### [Items listed in a dataset]

--- BEGIN ---

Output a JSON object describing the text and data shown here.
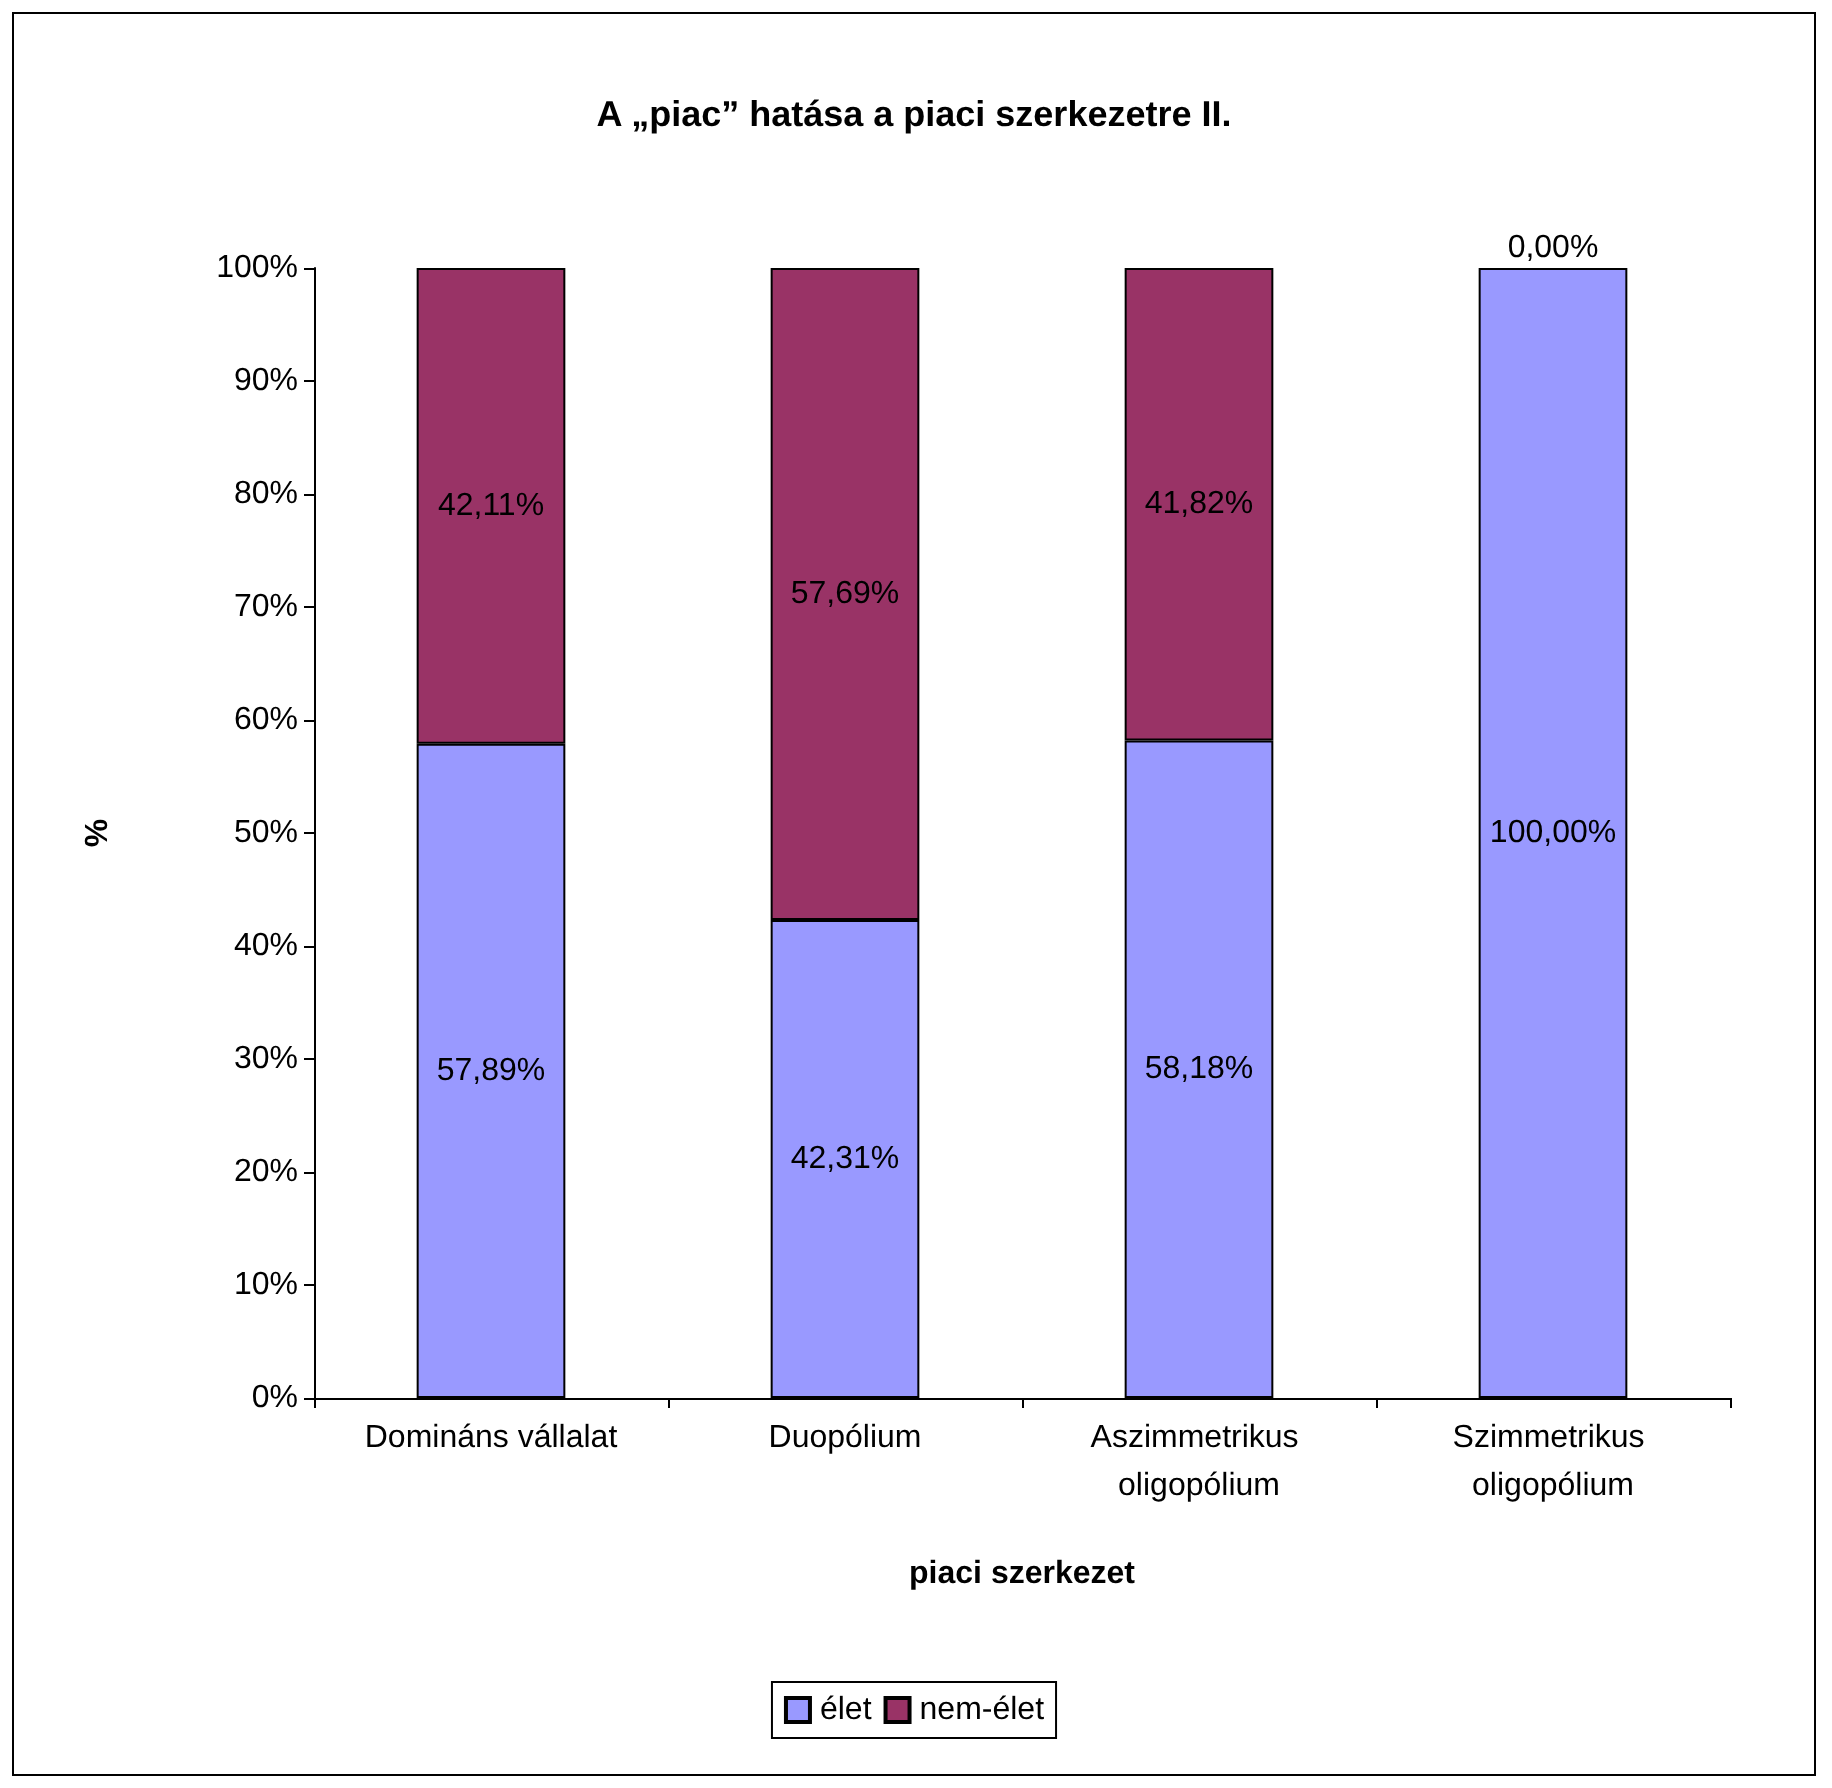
{
  "chart_data": {
    "type": "bar",
    "stacked": true,
    "title": "A „piac” hatása a piaci szerkezetre II.",
    "xlabel": "piaci szerkezet",
    "ylabel": "%",
    "categories": [
      "Domináns vállalat",
      "Duopólium",
      "Aszimmetrikus oligopólium",
      "Szimmetrikus oligopólium"
    ],
    "series": [
      {
        "name": "élet",
        "color": "#9999ff",
        "values": [
          57.89,
          42.31,
          58.18,
          100
        ],
        "value_labels": [
          "57,89%",
          "42,31%",
          "58,18%",
          "100,00%"
        ]
      },
      {
        "name": "nem-élet",
        "color": "#993366",
        "values": [
          42.11,
          57.69,
          41.82,
          0
        ],
        "value_labels": [
          "42,11%",
          "57,69%",
          "41,82%",
          "0,00%"
        ]
      }
    ],
    "ylim": [
      0,
      100
    ],
    "yticks": [
      {
        "value": 0,
        "label": "0%"
      },
      {
        "value": 10,
        "label": "10%"
      },
      {
        "value": 20,
        "label": "20%"
      },
      {
        "value": 30,
        "label": "30%"
      },
      {
        "value": 40,
        "label": "40%"
      },
      {
        "value": 50,
        "label": "50%"
      },
      {
        "value": 60,
        "label": "60%"
      },
      {
        "value": 70,
        "label": "70%"
      },
      {
        "value": 80,
        "label": "80%"
      },
      {
        "value": 90,
        "label": "90%"
      },
      {
        "value": 100,
        "label": "100%"
      }
    ],
    "grid": false,
    "legend": "bottom"
  }
}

--- END ---

### [What to produce]
Copy out all the entries exactly. Images stay out of the copy.

### [Solution below]
Output a JSON object describing the text and data shown here.
{
  "chart_data": {
    "type": "bar",
    "stacked": true,
    "title": "A „piac” hatása a piaci szerkezetre II.",
    "xlabel": "piaci szerkezet",
    "ylabel": "%",
    "categories": [
      "Domináns vállalat",
      "Duopólium",
      "Aszimmetrikus oligopólium",
      "Szimmetrikus oligopólium"
    ],
    "series": [
      {
        "name": "élet",
        "color": "#9999ff",
        "values": [
          57.89,
          42.31,
          58.18,
          100
        ],
        "value_labels": [
          "57,89%",
          "42,31%",
          "58,18%",
          "100,00%"
        ]
      },
      {
        "name": "nem-élet",
        "color": "#993366",
        "values": [
          42.11,
          57.69,
          41.82,
          0
        ],
        "value_labels": [
          "42,11%",
          "57,69%",
          "41,82%",
          "0,00%"
        ]
      }
    ],
    "ylim": [
      0,
      100
    ],
    "yticks": [
      {
        "value": 0,
        "label": "0%"
      },
      {
        "value": 10,
        "label": "10%"
      },
      {
        "value": 20,
        "label": "20%"
      },
      {
        "value": 30,
        "label": "30%"
      },
      {
        "value": 40,
        "label": "40%"
      },
      {
        "value": 50,
        "label": "50%"
      },
      {
        "value": 60,
        "label": "60%"
      },
      {
        "value": 70,
        "label": "70%"
      },
      {
        "value": 80,
        "label": "80%"
      },
      {
        "value": 90,
        "label": "90%"
      },
      {
        "value": 100,
        "label": "100%"
      }
    ],
    "grid": false,
    "legend": "bottom"
  }
}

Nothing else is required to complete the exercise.